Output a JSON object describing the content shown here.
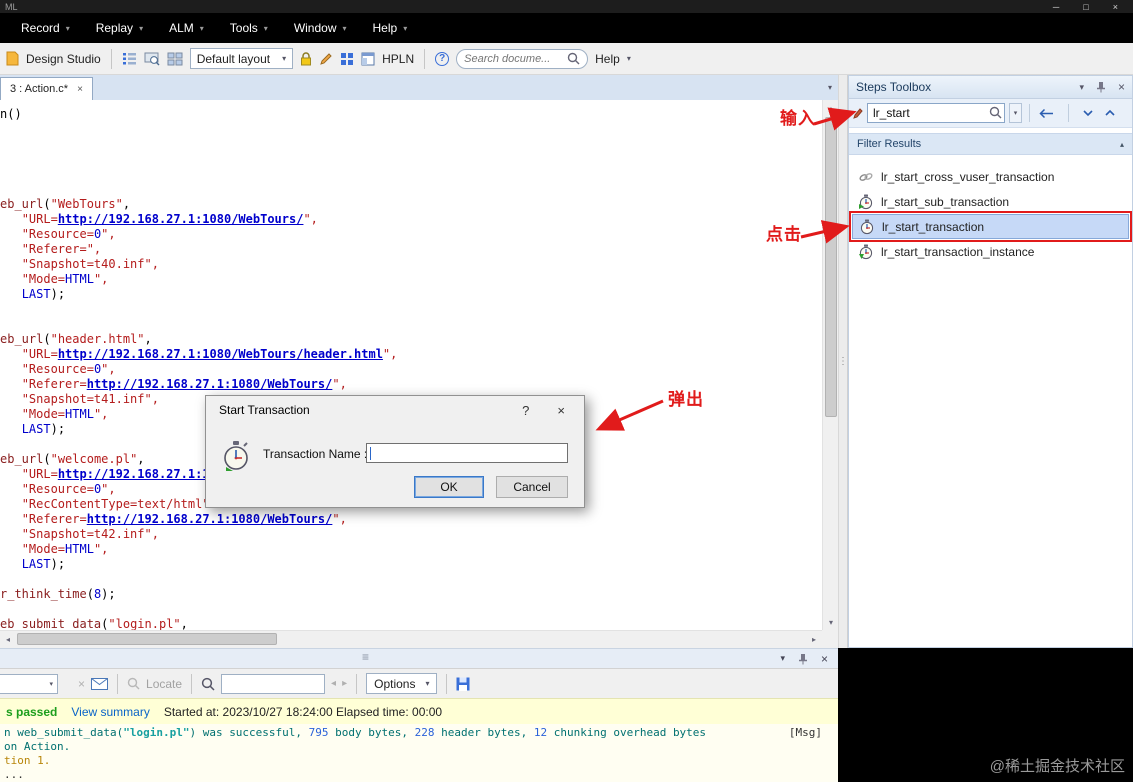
{
  "window": {
    "title": "ML"
  },
  "icons": {
    "dropdown": "▾",
    "chevron_up": "▴",
    "minimize": "─",
    "maximize": "□",
    "close": "×",
    "grip_h": "≡",
    "grip_v": "⋮",
    "scroll_left": "◂",
    "scroll_right": "▸",
    "scroll_up": "▴",
    "scroll_down": "▾",
    "question": "?"
  },
  "menubar": {
    "items": [
      "Record",
      "Replay",
      "ALM",
      "Tools",
      "Window",
      "Help"
    ]
  },
  "toolbar": {
    "design_studio_label": "Design Studio",
    "layout_combo_value": "Default layout",
    "hpln_label": "HPLN",
    "search_placeholder": "Search docume...",
    "help_label": "Help"
  },
  "editor": {
    "tab_label": "3 : Action.c*",
    "code_lines": [
      [
        [
          "pl",
          "n()"
        ]
      ],
      [],
      [],
      [],
      [],
      [],
      [
        [
          "fn",
          "eb_url"
        ],
        [
          "pl",
          "("
        ],
        [
          "st",
          "\"WebTours\""
        ],
        [
          "pl",
          ","
        ]
      ],
      [
        [
          "pl",
          "   "
        ],
        [
          "st",
          "\"URL="
        ],
        [
          "ur",
          "http://192.168.27.1:1080/WebTours/"
        ],
        [
          "st",
          "\","
        ]
      ],
      [
        [
          "pl",
          "   "
        ],
        [
          "st",
          "\"Resource="
        ],
        [
          "nu",
          "0"
        ],
        [
          "st",
          "\","
        ]
      ],
      [
        [
          "pl",
          "   "
        ],
        [
          "st",
          "\"Referer=\","
        ]
      ],
      [
        [
          "pl",
          "   "
        ],
        [
          "st",
          "\"Snapshot=t40.inf\","
        ]
      ],
      [
        [
          "pl",
          "   "
        ],
        [
          "st",
          "\"Mode="
        ],
        [
          "kw",
          "HTML"
        ],
        [
          "st",
          "\","
        ]
      ],
      [
        [
          "pl",
          "   "
        ],
        [
          "kw",
          "LAST"
        ],
        [
          "pl",
          ");"
        ]
      ],
      [],
      [],
      [
        [
          "fn",
          "eb_url"
        ],
        [
          "pl",
          "("
        ],
        [
          "st",
          "\"header.html\""
        ],
        [
          "pl",
          ","
        ]
      ],
      [
        [
          "pl",
          "   "
        ],
        [
          "st",
          "\"URL="
        ],
        [
          "ur",
          "http://192.168.27.1:1080/WebTours/header.html"
        ],
        [
          "st",
          "\","
        ]
      ],
      [
        [
          "pl",
          "   "
        ],
        [
          "st",
          "\"Resource="
        ],
        [
          "nu",
          "0"
        ],
        [
          "st",
          "\","
        ]
      ],
      [
        [
          "pl",
          "   "
        ],
        [
          "st",
          "\"Referer="
        ],
        [
          "ur",
          "http://192.168.27.1:1080/WebTours/"
        ],
        [
          "st",
          "\","
        ]
      ],
      [
        [
          "pl",
          "   "
        ],
        [
          "st",
          "\"Snapshot=t41.inf\","
        ]
      ],
      [
        [
          "pl",
          "   "
        ],
        [
          "st",
          "\"Mode="
        ],
        [
          "kw",
          "HTML"
        ],
        [
          "st",
          "\","
        ]
      ],
      [
        [
          "pl",
          "   "
        ],
        [
          "kw",
          "LAST"
        ],
        [
          "pl",
          ");"
        ]
      ],
      [],
      [
        [
          "fn",
          "eb_url"
        ],
        [
          "pl",
          "("
        ],
        [
          "st",
          "\"welcome.pl\""
        ],
        [
          "pl",
          ","
        ]
      ],
      [
        [
          "pl",
          "   "
        ],
        [
          "st",
          "\"URL="
        ],
        [
          "ur",
          "http://192.168.27.1:1"
        ]
      ],
      [
        [
          "pl",
          "   "
        ],
        [
          "st",
          "\"Resource="
        ],
        [
          "nu",
          "0"
        ],
        [
          "st",
          "\","
        ]
      ],
      [
        [
          "pl",
          "   "
        ],
        [
          "st",
          "\"RecContentType=text/html\""
        ]
      ],
      [
        [
          "pl",
          "   "
        ],
        [
          "st",
          "\"Referer="
        ],
        [
          "ur",
          "http://192.168.27.1:1080/WebTours/"
        ],
        [
          "st",
          "\","
        ]
      ],
      [
        [
          "pl",
          "   "
        ],
        [
          "st",
          "\"Snapshot=t42.inf\","
        ]
      ],
      [
        [
          "pl",
          "   "
        ],
        [
          "st",
          "\"Mode="
        ],
        [
          "kw",
          "HTML"
        ],
        [
          "st",
          "\","
        ]
      ],
      [
        [
          "pl",
          "   "
        ],
        [
          "kw",
          "LAST"
        ],
        [
          "pl",
          ");"
        ]
      ],
      [],
      [
        [
          "fn",
          "r_think_time"
        ],
        [
          "pl",
          "("
        ],
        [
          "nu",
          "8"
        ],
        [
          "pl",
          ");"
        ]
      ],
      [],
      [
        [
          "fn",
          "eb_submit_data"
        ],
        [
          "pl",
          "("
        ],
        [
          "st",
          "\"login.pl\""
        ],
        [
          "pl",
          ","
        ]
      ]
    ]
  },
  "steps_toolbox": {
    "title": "Steps Toolbox",
    "search_value": "lr_start",
    "filter_header": "Filter Results",
    "items": [
      {
        "label": "lr_start_cross_vuser_transaction",
        "icon": "link-icon",
        "selected": false
      },
      {
        "label": "lr_start_sub_transaction",
        "icon": "stopwatch-add-icon",
        "selected": false
      },
      {
        "label": "lr_start_transaction",
        "icon": "stopwatch-icon",
        "selected": true
      },
      {
        "label": "lr_start_transaction_instance",
        "icon": "stopwatch-instance-icon",
        "selected": false
      }
    ]
  },
  "dialog": {
    "title": "Start Transaction",
    "field_label": "Transaction Name :",
    "ok_label": "OK",
    "cancel_label": "Cancel"
  },
  "annotations": {
    "input_label": "输入",
    "click_label": "点击",
    "popup_label": "弹出"
  },
  "bottom_panel": {
    "locate_label": "Locate",
    "options_label": "Options",
    "status": {
      "passed_text": "s passed",
      "view_summary": "View summary",
      "started_text": "Started at: 2023/10/27 18:24:00 Elapsed time: 00:00"
    },
    "log_lines": [
      {
        "segments": [
          [
            "t",
            "n web_submit_data("
          ],
          [
            "hl",
            "\"login.pl\""
          ],
          [
            "t",
            ") was successful, "
          ],
          [
            "n",
            "795"
          ],
          [
            "t",
            " body bytes, "
          ],
          [
            "n",
            "228"
          ],
          [
            "t",
            " header bytes, "
          ],
          [
            "n",
            "12"
          ],
          [
            "t",
            " chunking overhead bytes"
          ]
        ],
        "tag": "[Msg]"
      },
      {
        "segments": [
          [
            "t",
            "on Action."
          ]
        ]
      },
      {
        "segments": [
          [
            "o",
            "tion 1."
          ]
        ]
      },
      {
        "segments": [
          [
            "d",
            "..."
          ]
        ]
      }
    ]
  },
  "watermark": "@稀土掘金技术社区",
  "colors": {
    "annotation_red": "#e11b1b",
    "url_blue": "#0000cc",
    "string_red": "#b41c1c",
    "log_teal": "#007070",
    "selection_blue": "#c6d9f7"
  }
}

* * * * * * *

Only the number is wanted: how many lines above include the word "bytes"?

3